━━━━━ Given information
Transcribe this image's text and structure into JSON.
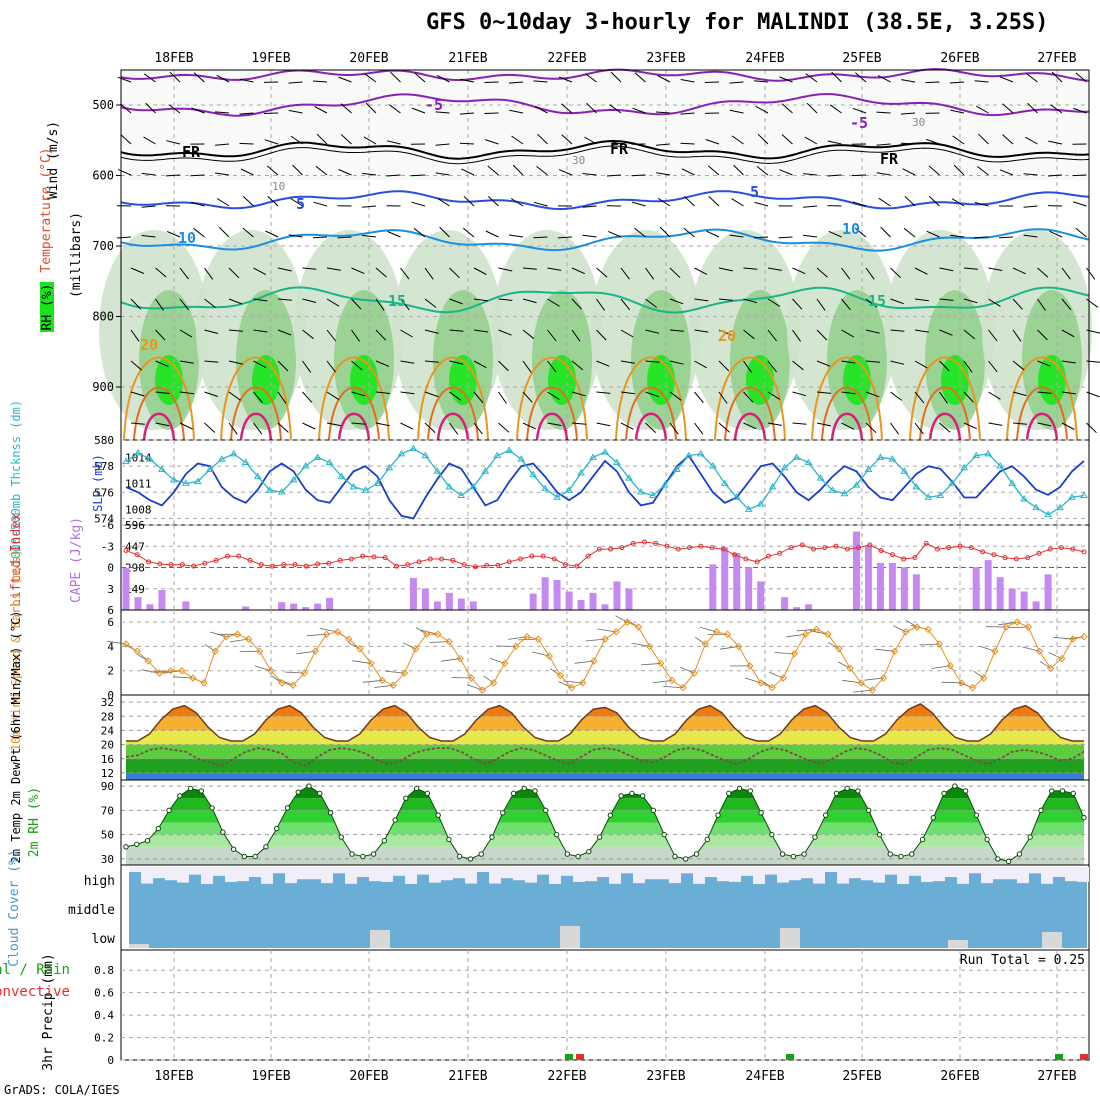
{
  "title": "GFS 0~10day 3-hourly for MALINDI (38.5E, 3.25S)",
  "footer": "GrADS: COLA/IGES",
  "dates": [
    "18FEB",
    "19FEB",
    "20FEB",
    "21FEB",
    "22FEB",
    "23FEB",
    "24FEB",
    "25FEB",
    "26FEB",
    "27FEB"
  ],
  "panels": {
    "upper": {
      "ylabels": [
        "Wind (m/s)",
        "Temperature (°C)",
        "RH (%)",
        "(millibars)"
      ],
      "yticks": [
        "500",
        "600",
        "700",
        "800",
        "900"
      ],
      "contour_labels": [
        "-5",
        "-5",
        "FR",
        "FR",
        "FR",
        "5",
        "5",
        "10",
        "10",
        "15",
        "15",
        "20",
        "20",
        "30",
        "30",
        "10"
      ]
    },
    "thickness": {
      "ylabel_left": "1000-500mb Thcknss (dm)",
      "ylabel_right": "SLP (mb)",
      "left_ticks": [
        "580",
        "578",
        "576",
        "574"
      ],
      "right_ticks": [
        "1014",
        "1011",
        "1008"
      ]
    },
    "cape": {
      "ylabel_left": "Lifted Index",
      "ylabel_right": "CAPE (J/kg)",
      "left_ticks": [
        "-6",
        "-3",
        "0",
        "3",
        "6"
      ],
      "right_ticks": [
        "596",
        "447",
        "298",
        "149"
      ]
    },
    "wind10": {
      "ylabel": "10m Wind Speed & Barbs (m/s)",
      "ticks": [
        "6",
        "4",
        "2",
        "0"
      ]
    },
    "temp2m": {
      "ylabel": "2m Temp 2m DewPt (6hr Min/Max) (°C)",
      "ticks": [
        "32",
        "28",
        "24",
        "20",
        "16",
        "12"
      ]
    },
    "rh2m": {
      "ylabel": "2m RH (%)",
      "ticks": [
        "90",
        "70",
        "50",
        "30"
      ]
    },
    "cloud": {
      "ylabel": "Cloud Cover (%)",
      "levels": [
        "high",
        "middle",
        "low"
      ]
    },
    "precip": {
      "ylabel_left": "Total / Rain Convective",
      "ylabel": "3hr Precip (mm)",
      "ticks": [
        "0.8",
        "0.6",
        "0.4",
        "0.2",
        "0"
      ],
      "run_total": "Run Total = 0.25"
    }
  },
  "colors": {
    "thickness": "#1a3fc8",
    "slp": "#2ab7c9",
    "lifted_index": "#e03030",
    "cape": "#c58af2",
    "wind": "#e69020",
    "rh_green": "#16a016",
    "cloud": "#6aaed6",
    "temp_orange": "#f28c1e"
  },
  "chart_data": [
    {
      "type": "line",
      "name": "thickness_slp",
      "x_unit": "3-hourly step from 17FEB 18Z",
      "series": [
        {
          "name": "1000-500mb Thcknss",
          "axis": "left",
          "values": [
            576.4,
            576.0,
            575.4,
            575.0,
            576.0,
            577.4,
            578.2,
            578.0,
            576.4,
            575.6,
            575.2,
            576.2,
            577.6,
            578.2,
            577.6,
            576.2,
            575.4,
            575.2,
            576.4,
            577.6,
            578.0,
            577.2,
            575.4,
            574.2,
            574.0,
            575.6,
            577.0,
            578.2,
            577.8,
            576.4,
            575.0,
            575.4,
            576.8,
            578.0,
            578.2,
            577.2,
            576.0,
            575.4,
            576.0,
            577.2,
            578.4,
            577.6,
            576.0,
            575.0,
            575.2,
            576.6,
            578.0,
            578.8,
            577.4,
            576.0,
            575.2,
            575.6,
            576.8,
            578.0,
            578.2,
            577.2,
            576.0,
            575.4,
            576.2,
            577.2,
            578.0,
            577.6,
            576.4,
            575.6,
            575.4,
            576.4,
            577.4,
            578.0,
            577.8,
            576.8,
            575.6,
            575.6,
            576.6,
            577.6,
            578.0,
            577.2,
            576.2,
            575.8,
            576.4,
            577.6,
            578.4
          ]
        },
        {
          "name": "SLP",
          "axis": "right",
          "values": [
            1013.5,
            1014.5,
            1013.8,
            1012.6,
            1011.4,
            1011.0,
            1011.2,
            1012.6,
            1013.8,
            1014.4,
            1013.4,
            1011.8,
            1010.2,
            1010.0,
            1011.4,
            1013.0,
            1014.0,
            1013.4,
            1011.8,
            1010.6,
            1010.2,
            1011.0,
            1012.8,
            1014.4,
            1015.0,
            1014.2,
            1012.4,
            1010.6,
            1009.6,
            1010.6,
            1012.4,
            1014.2,
            1014.8,
            1013.8,
            1012.0,
            1010.4,
            1009.4,
            1010.2,
            1012.2,
            1014.0,
            1014.6,
            1013.4,
            1011.6,
            1010.0,
            1009.6,
            1010.8,
            1012.6,
            1014.2,
            1014.4,
            1013.0,
            1011.0,
            1009.4,
            1008.0,
            1008.6,
            1010.6,
            1012.8,
            1014.0,
            1013.4,
            1011.6,
            1010.2,
            1009.8,
            1010.8,
            1012.6,
            1014.0,
            1013.8,
            1012.4,
            1010.6,
            1009.4,
            1009.6,
            1011.0,
            1012.8,
            1014.2,
            1014.4,
            1013.0,
            1011.0,
            1009.2,
            1008.2,
            1007.4,
            1008.2,
            1009.4,
            1009.6
          ]
        }
      ],
      "ylim_left": [
        573.5,
        580
      ],
      "ylim_right": [
        1006.2,
        1016
      ]
    },
    {
      "type": "bar",
      "name": "cape_lifted_index",
      "series": [
        {
          "name": "CAPE",
          "unit": "J/kg",
          "values": [
            296,
            90,
            40,
            140,
            0,
            60,
            0,
            0,
            0,
            0,
            25,
            0,
            0,
            55,
            45,
            20,
            45,
            85,
            0,
            0,
            0,
            0,
            0,
            0,
            225,
            150,
            60,
            120,
            80,
            60,
            0,
            0,
            0,
            0,
            115,
            230,
            210,
            130,
            70,
            120,
            40,
            200,
            150,
            0,
            0,
            0,
            0,
            0,
            0,
            320,
            440,
            400,
            300,
            200,
            0,
            90,
            20,
            40,
            0,
            0,
            0,
            550,
            450,
            330,
            330,
            300,
            250,
            0,
            0,
            0,
            0,
            300,
            350,
            230,
            150,
            130,
            60,
            250,
            0,
            0,
            0
          ]
        },
        {
          "name": "Lifted Index",
          "unit": "",
          "values": [
            -2.4,
            -1.8,
            -0.8,
            -0.5,
            -0.4,
            -0.4,
            -0.2,
            -0.6,
            -1.0,
            -1.6,
            -1.6,
            -1.0,
            -0.4,
            -0.2,
            -0.4,
            -0.4,
            -0.2,
            -0.5,
            -0.6,
            -1.0,
            -1.2,
            -1.6,
            -1.5,
            -1.4,
            -0.2,
            -0.4,
            -0.8,
            -1.2,
            -1.2,
            -1.0,
            -0.4,
            -0.1,
            -0.3,
            -0.3,
            -0.8,
            -1.2,
            -1.6,
            -1.6,
            -1.2,
            -0.4,
            -0.2,
            -1.6,
            -2.6,
            -2.6,
            -2.8,
            -3.4,
            -3.6,
            -3.4,
            -3.0,
            -2.6,
            -2.8,
            -3.0,
            -2.8,
            -2.6,
            -1.8,
            -1.2,
            -0.8,
            -1.6,
            -2.0,
            -2.8,
            -3.2,
            -2.6,
            -2.8,
            -3.0,
            -2.6,
            -2.8,
            -3.2,
            -2.4,
            -1.8,
            -1.2,
            -1.4,
            -3.4,
            -2.6,
            -2.8,
            -3.0,
            -2.8,
            -2.2,
            -1.8,
            -1.4,
            -1.2,
            -1.4,
            -2.0,
            -2.6,
            -2.8,
            -2.6,
            -2.2
          ]
        }
      ],
      "ylim_cape": [
        0,
        596
      ],
      "ylim_li": [
        6,
        -6
      ]
    },
    {
      "type": "line",
      "name": "wind10m",
      "unit": "m/s",
      "values": [
        4.2,
        3.6,
        2.8,
        1.8,
        2.0,
        2.0,
        1.4,
        1.0,
        3.6,
        4.8,
        5.0,
        4.6,
        3.6,
        2.0,
        1.0,
        0.8,
        1.8,
        3.6,
        5.0,
        5.2,
        4.6,
        3.8,
        2.6,
        1.2,
        0.8,
        1.8,
        3.8,
        5.0,
        5.0,
        4.4,
        3.0,
        1.4,
        0.4,
        1.0,
        2.6,
        4.0,
        4.8,
        4.6,
        3.2,
        1.6,
        0.6,
        1.0,
        2.8,
        4.6,
        5.2,
        6.0,
        5.6,
        4.0,
        2.6,
        1.2,
        0.6,
        1.8,
        4.2,
        5.2,
        5.0,
        4.0,
        2.4,
        1.0,
        0.6,
        1.4,
        3.4,
        5.0,
        5.4,
        5.0,
        3.8,
        2.2,
        1.0,
        0.4,
        1.4,
        3.6,
        5.2,
        5.6,
        5.4,
        4.2,
        2.4,
        1.0,
        0.6,
        1.4,
        3.6,
        5.6,
        6.0,
        5.6,
        3.6,
        2.2,
        3.0,
        4.6,
        4.8
      ],
      "ylim": [
        0,
        7
      ]
    },
    {
      "type": "area",
      "name": "temp2m_dewpoint",
      "unit": "°C",
      "series": [
        {
          "name": "2m Temp",
          "values": [
            21,
            21,
            23,
            27,
            30,
            31,
            29,
            25,
            22,
            21,
            21,
            23,
            27,
            30,
            31,
            29,
            25,
            22,
            21,
            21,
            23,
            27,
            30,
            31,
            29,
            25,
            22,
            21,
            21,
            23,
            27,
            30,
            31,
            29,
            25,
            22,
            21,
            21,
            23,
            27,
            30,
            30.5,
            29,
            25,
            22,
            21,
            21,
            23,
            27,
            30,
            31,
            29,
            25,
            22,
            21,
            21,
            23,
            27,
            30,
            31,
            29,
            25,
            22,
            21,
            21,
            23,
            27,
            30,
            31.5,
            29,
            25,
            22,
            21,
            21,
            23,
            27,
            30,
            31,
            29,
            25,
            22,
            21,
            21
          ]
        },
        {
          "name": "2m DewPt",
          "values": [
            16.5,
            17.0,
            18.5,
            19.0,
            18.5,
            18.0,
            16.0,
            15.0,
            14.0,
            16.0,
            18.0,
            19.0,
            18.5,
            17.5,
            15.0,
            14.0,
            16.5,
            18.5,
            19.0,
            18.5,
            17.5,
            15.5,
            14.5,
            15.5,
            17.5,
            18.5,
            19.0,
            19.0,
            18.0,
            16.0,
            14.5,
            16.0,
            18.0,
            19.0,
            18.5,
            17.0,
            15.5,
            14.5,
            16.5,
            18.5,
            19.0,
            18.5,
            17.0,
            15.5,
            15.0,
            16.5,
            18.5,
            19.0,
            18.5,
            17.0,
            15.5,
            14.5,
            16.0,
            18.0,
            19.0,
            18.5,
            17.0,
            15.5,
            14.5,
            16.0,
            18.0,
            19.0,
            18.5,
            17.0,
            15.0,
            14.5,
            16.5,
            18.5,
            19.0,
            18.5,
            17.0,
            15.5,
            14.5,
            16.0,
            18.0,
            18.5,
            18.0,
            17.0,
            15.5,
            16.0,
            18.0
          ]
        }
      ],
      "ylim": [
        10,
        34
      ]
    },
    {
      "type": "area",
      "name": "rh2m",
      "unit": "%",
      "values": [
        40,
        42,
        45,
        55,
        70,
        82,
        88,
        86,
        72,
        52,
        38,
        32,
        32,
        40,
        55,
        72,
        85,
        90,
        84,
        68,
        48,
        34,
        32,
        34,
        45,
        62,
        80,
        88,
        84,
        66,
        46,
        32,
        30,
        34,
        48,
        68,
        84,
        88,
        86,
        70,
        50,
        34,
        32,
        36,
        48,
        66,
        82,
        84,
        82,
        70,
        50,
        32,
        30,
        34,
        46,
        66,
        84,
        88,
        86,
        68,
        50,
        34,
        32,
        34,
        48,
        66,
        84,
        88,
        86,
        70,
        50,
        34,
        32,
        34,
        46,
        64,
        84,
        90,
        86,
        66,
        46,
        30,
        28,
        34,
        48,
        70,
        86,
        86,
        84,
        64
      ]
    }
  ]
}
━━━━━━━━━━
-- Short exercise --
Pull out all lines containing "name".

-- Output below --
      "name": "thickness_slp",
          "name": "1000-500mb Thcknss",
          "name": "SLP",
      "name": "cape_lifted_index",
          "name": "CAPE",
          "name": "Lifted Index",
      "name": "wind10m",
      "name": "temp2m_dewpoint",
          "name": "2m Temp",
          "name": "2m DewPt",
      "name": "rh2m",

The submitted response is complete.